Objectif 1
Condensez sous forme de liste le paragraphe de l'extrait sur l'évasion de Gilboa qui débute par « Des soupçons sont apparus », en conservant ses faits principaux.
Objectif 2
Modifiez le passage de l'extrait sur l'évasion de Gilboa compris entre « Selon toute vraisemblance, les » et « trois autres encore. », bornes incluses, en remplaçant « chauffeur de taxi » par « conducteur de taxi ».
Objectif 3
Poursuivez l'extrait sur l'évasion de Gilboa à partir de l'endroit où il s'arrête.

Le Shin Bet, l’agence nationale israélienne d’espionnage et de torture ainsi que l’armée et la police ont lancé une chasse à l’homme à grande échelle, installant près de 200 check-points dans toute la Cisjordanie occupée afin de rechercher les fugitifs.
La police israélienne pense qu’il est probable que les hommes se soient scindés en groupes plus petits et que certains pourraient avoir atteint l’un ou l’autre pays voisin. Le Shin Bet présume que l’évasion peut avoir impliqué une coordination à l’extérieur de la prison également.
Selon toute vraisemblance, les hommes se sont évadés lundi vers 1 h 30 du matin.
Des soupçons sont apparus dans les premières heures de l’aube quand un chauffeur de taxi a déclaré qu’il avait vu les hommes à une station-service à proximité de la prison et qu’il avait appelé la police à 1 h 49 du matin. La prison rapporte qu’elle a été mise au courant à 2 h 14 du matin.
Ce n’est qu’à 3 h 29 du matin que les Services carcéraux israéliens (IPS) ont rapporté que trois détenus manquaient à l’appel et il a fallu attendre une autre demi-heure avant qu’il ne soit clairement établi qu’il y en avait trois autres encore.
Il va également falloir examiner ces trous dans le temps, dans le cadre de l’enquête sur les manquements.
Un fonctionnaire des IPS a déclaré qu’il s’agissait d’un « grave échec de la sécurité et des renseignements ».
Il a été dit que plans architecturaux de la prison de Gilboa, de même que ceux d’autres prisons israéliennes, avaient été publiés en ligne par une firme d’architecture impliquée dans la construction – bien qu’on ne voie pas clairement comment les prisonniers auraient pu avoir eu le moindre accès à ces plans.

(Lignes d'un jeu de données de mise en page)
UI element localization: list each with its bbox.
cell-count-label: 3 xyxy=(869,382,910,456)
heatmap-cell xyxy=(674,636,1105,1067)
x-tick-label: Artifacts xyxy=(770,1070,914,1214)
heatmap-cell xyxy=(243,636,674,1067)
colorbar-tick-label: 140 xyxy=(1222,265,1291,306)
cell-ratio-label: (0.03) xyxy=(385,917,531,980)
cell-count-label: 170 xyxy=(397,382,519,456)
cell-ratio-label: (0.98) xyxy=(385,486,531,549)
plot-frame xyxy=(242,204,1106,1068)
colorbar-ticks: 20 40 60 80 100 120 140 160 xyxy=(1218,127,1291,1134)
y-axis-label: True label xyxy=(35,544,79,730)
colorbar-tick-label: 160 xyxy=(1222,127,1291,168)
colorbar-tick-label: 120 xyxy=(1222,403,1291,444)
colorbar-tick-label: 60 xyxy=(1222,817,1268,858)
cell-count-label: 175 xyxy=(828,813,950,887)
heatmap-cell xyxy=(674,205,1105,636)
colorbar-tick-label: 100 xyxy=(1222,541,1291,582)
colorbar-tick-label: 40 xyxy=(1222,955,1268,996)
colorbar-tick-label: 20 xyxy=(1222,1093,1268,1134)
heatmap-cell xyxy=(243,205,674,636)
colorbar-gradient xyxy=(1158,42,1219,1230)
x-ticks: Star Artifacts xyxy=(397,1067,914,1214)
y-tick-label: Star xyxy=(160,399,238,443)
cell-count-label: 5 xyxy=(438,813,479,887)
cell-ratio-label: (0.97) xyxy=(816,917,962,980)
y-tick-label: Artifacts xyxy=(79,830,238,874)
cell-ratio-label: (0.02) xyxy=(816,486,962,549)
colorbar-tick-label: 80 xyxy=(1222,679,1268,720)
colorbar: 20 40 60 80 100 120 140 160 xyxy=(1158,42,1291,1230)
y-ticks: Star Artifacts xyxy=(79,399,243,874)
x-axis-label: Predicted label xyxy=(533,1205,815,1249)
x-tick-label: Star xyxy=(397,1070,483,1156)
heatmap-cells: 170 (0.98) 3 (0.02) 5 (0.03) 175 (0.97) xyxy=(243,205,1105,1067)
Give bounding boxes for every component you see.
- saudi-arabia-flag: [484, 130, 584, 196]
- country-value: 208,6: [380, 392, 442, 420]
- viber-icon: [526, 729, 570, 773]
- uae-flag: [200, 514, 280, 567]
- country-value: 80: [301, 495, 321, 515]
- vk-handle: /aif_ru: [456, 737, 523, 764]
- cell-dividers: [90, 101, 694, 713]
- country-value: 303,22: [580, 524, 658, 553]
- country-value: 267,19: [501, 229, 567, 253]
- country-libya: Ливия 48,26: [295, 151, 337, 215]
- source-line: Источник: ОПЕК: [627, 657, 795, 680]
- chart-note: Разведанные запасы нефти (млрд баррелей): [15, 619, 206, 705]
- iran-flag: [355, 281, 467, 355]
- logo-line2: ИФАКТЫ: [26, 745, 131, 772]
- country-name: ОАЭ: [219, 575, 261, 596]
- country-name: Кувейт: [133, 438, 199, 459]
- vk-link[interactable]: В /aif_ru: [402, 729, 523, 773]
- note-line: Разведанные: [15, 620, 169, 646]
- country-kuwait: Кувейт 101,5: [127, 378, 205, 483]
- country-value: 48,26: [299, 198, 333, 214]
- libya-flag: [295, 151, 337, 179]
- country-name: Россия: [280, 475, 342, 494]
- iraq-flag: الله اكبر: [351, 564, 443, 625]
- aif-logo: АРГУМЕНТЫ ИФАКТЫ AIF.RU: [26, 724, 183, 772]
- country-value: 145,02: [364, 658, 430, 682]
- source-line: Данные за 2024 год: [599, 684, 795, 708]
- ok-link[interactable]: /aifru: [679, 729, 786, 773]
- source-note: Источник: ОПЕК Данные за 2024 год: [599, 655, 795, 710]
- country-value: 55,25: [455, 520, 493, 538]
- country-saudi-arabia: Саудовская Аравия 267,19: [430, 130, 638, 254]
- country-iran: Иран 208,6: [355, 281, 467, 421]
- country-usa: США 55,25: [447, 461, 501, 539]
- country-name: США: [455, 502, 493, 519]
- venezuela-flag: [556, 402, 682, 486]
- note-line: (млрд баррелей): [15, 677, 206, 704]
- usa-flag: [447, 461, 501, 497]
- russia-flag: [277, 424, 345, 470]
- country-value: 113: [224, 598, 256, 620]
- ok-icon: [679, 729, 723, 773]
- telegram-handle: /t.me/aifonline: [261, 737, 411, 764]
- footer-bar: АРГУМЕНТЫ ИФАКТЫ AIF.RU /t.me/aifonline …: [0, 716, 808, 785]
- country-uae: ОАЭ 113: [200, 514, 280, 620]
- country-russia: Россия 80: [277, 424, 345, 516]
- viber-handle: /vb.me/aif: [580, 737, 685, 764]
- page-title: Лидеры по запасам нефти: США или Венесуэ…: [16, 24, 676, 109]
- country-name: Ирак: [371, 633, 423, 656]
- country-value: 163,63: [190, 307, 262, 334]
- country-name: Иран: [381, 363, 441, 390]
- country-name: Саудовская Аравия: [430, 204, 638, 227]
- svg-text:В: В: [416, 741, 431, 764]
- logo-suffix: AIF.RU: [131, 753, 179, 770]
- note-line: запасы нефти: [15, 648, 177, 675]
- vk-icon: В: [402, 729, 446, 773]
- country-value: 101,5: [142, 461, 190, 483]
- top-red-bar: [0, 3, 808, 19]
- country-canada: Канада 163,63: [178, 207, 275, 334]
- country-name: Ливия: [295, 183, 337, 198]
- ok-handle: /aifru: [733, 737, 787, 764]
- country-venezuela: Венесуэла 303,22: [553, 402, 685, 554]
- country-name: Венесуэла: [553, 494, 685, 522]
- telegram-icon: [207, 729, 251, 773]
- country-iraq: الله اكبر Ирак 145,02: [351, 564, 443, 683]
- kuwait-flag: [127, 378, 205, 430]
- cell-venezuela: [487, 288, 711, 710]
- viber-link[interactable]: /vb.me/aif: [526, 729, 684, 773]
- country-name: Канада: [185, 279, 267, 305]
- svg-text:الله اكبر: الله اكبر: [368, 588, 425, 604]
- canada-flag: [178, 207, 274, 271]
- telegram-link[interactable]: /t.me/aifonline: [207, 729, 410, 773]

Réponse 1
- Les soupçons sont apparus aux premières heures de l'aube.
- Un chauffeur de taxi a déclaré avoir vu les hommes à une station-service proche de la prison.
- Il a appelé la police à 1 h 49 du matin.
- La prison indique avoir été informée à 2 h 14 du matin.

Réponse 2
Selon toute vraisemblance, les hommes se sont évadés lundi vers 1 h 30 du matin.
Des soupçons sont apparus dans les premières heures de l’aube quand un conducteur de taxi a déclaré qu’il avait vu les hommes à une station-service à proximité de la prison et qu’il avait appelé la police à 1 h 49 du matin. La prison rapporte qu’elle a été mise au courant à 2 h 14 du matin.
Ce n’est qu’à 3 h 29 du matin que les Services carcéraux israéliens (IPS) ont rapporté que trois détenus manquaient à l’appel et il a fallu attendre une autre demi-heure avant qu’il ne soit clairement établi qu’il y en avait trois autres encore.

Réponse 3
Des mesures de représailles
Dans son rôle de Goliath blessé, Israël s’est immédiatement lancé dans « une série de mesures collectives et arbitraires de punition et de représailles » contre la masse des prisonniers palestiniens, rapporte l’organisation Addameer pour les droits des prisonniers.
Les autorités carcérales se sont lancées dans le transfert de centaines de prisonniers de Gilboa vers d’autres endroits à des fins d’investigation et d’interrogatoire.
Les autorités carcérales recourent également à toute une panoplie de tactiques de représailles, entre autres en supprimant des repas, en refusant aux prisonniers certains droits qu’ils avaient arrachés via des protestations et des grèves de la faim, en effectuant des raids et des fouilles des cellules et en ventilant dans plusieurs cellules, sections et prisons des prisonniers affilés au Djihad islamique.
Ces raids israéliens qui, à certains moments, sont effectués par des unités spéciales, sont d’une « nature extrêmement violente » et constituent des « punitions collectives, de la torture et des mauvais traitements », a déclaré Addameer.
Mercredi, les prisonniers palestiniens ont décrété un État d’« alerte générale et de rébellion », en riposte aux mesures des représailles appliquées par Israël depuis l’évasion.
Mercredi, les autorités carcérales israéliennes ont considérablement accru leur violence en envoyant dans les prisons des unités spéciales appuyées par des soldats de l’occupation et des chiens.
Des détenus se sont retrouvés pieds et poings liés et certains jetés tels quels hors de leurs cellules pour se faire assaillir. Les médias locaux ont fait circuler des photos montrant des cellules mises littéralement à sac :
https://twitter.com/Palestine_ar/status/1435608834576355330?ref_src=twsrc%5Etfw%7Ctwcamp%5Etweetembed%7Ctwterm%5E1435608834576355330%7Ctwgr%5E%7Ctwcon%5Es1_&ref_url=https%3A%2F%2Felectronicintifada.net%2Fblogs%2Ftamara-nassar%2Fisrael-seeks-revenge-after-palestinian-great-escape
« Si l’escalade se poursuit à cette allure, il va y avoir une véritable guerre dans les prisons et centres de détention »,
a déclaré la commission de l’Autorité palestinienne pour les prisonniers.
En guise de protestation contre les tactiques oppressives d’Israël, des prisonniers ont allumé des feux dans leurs cellules.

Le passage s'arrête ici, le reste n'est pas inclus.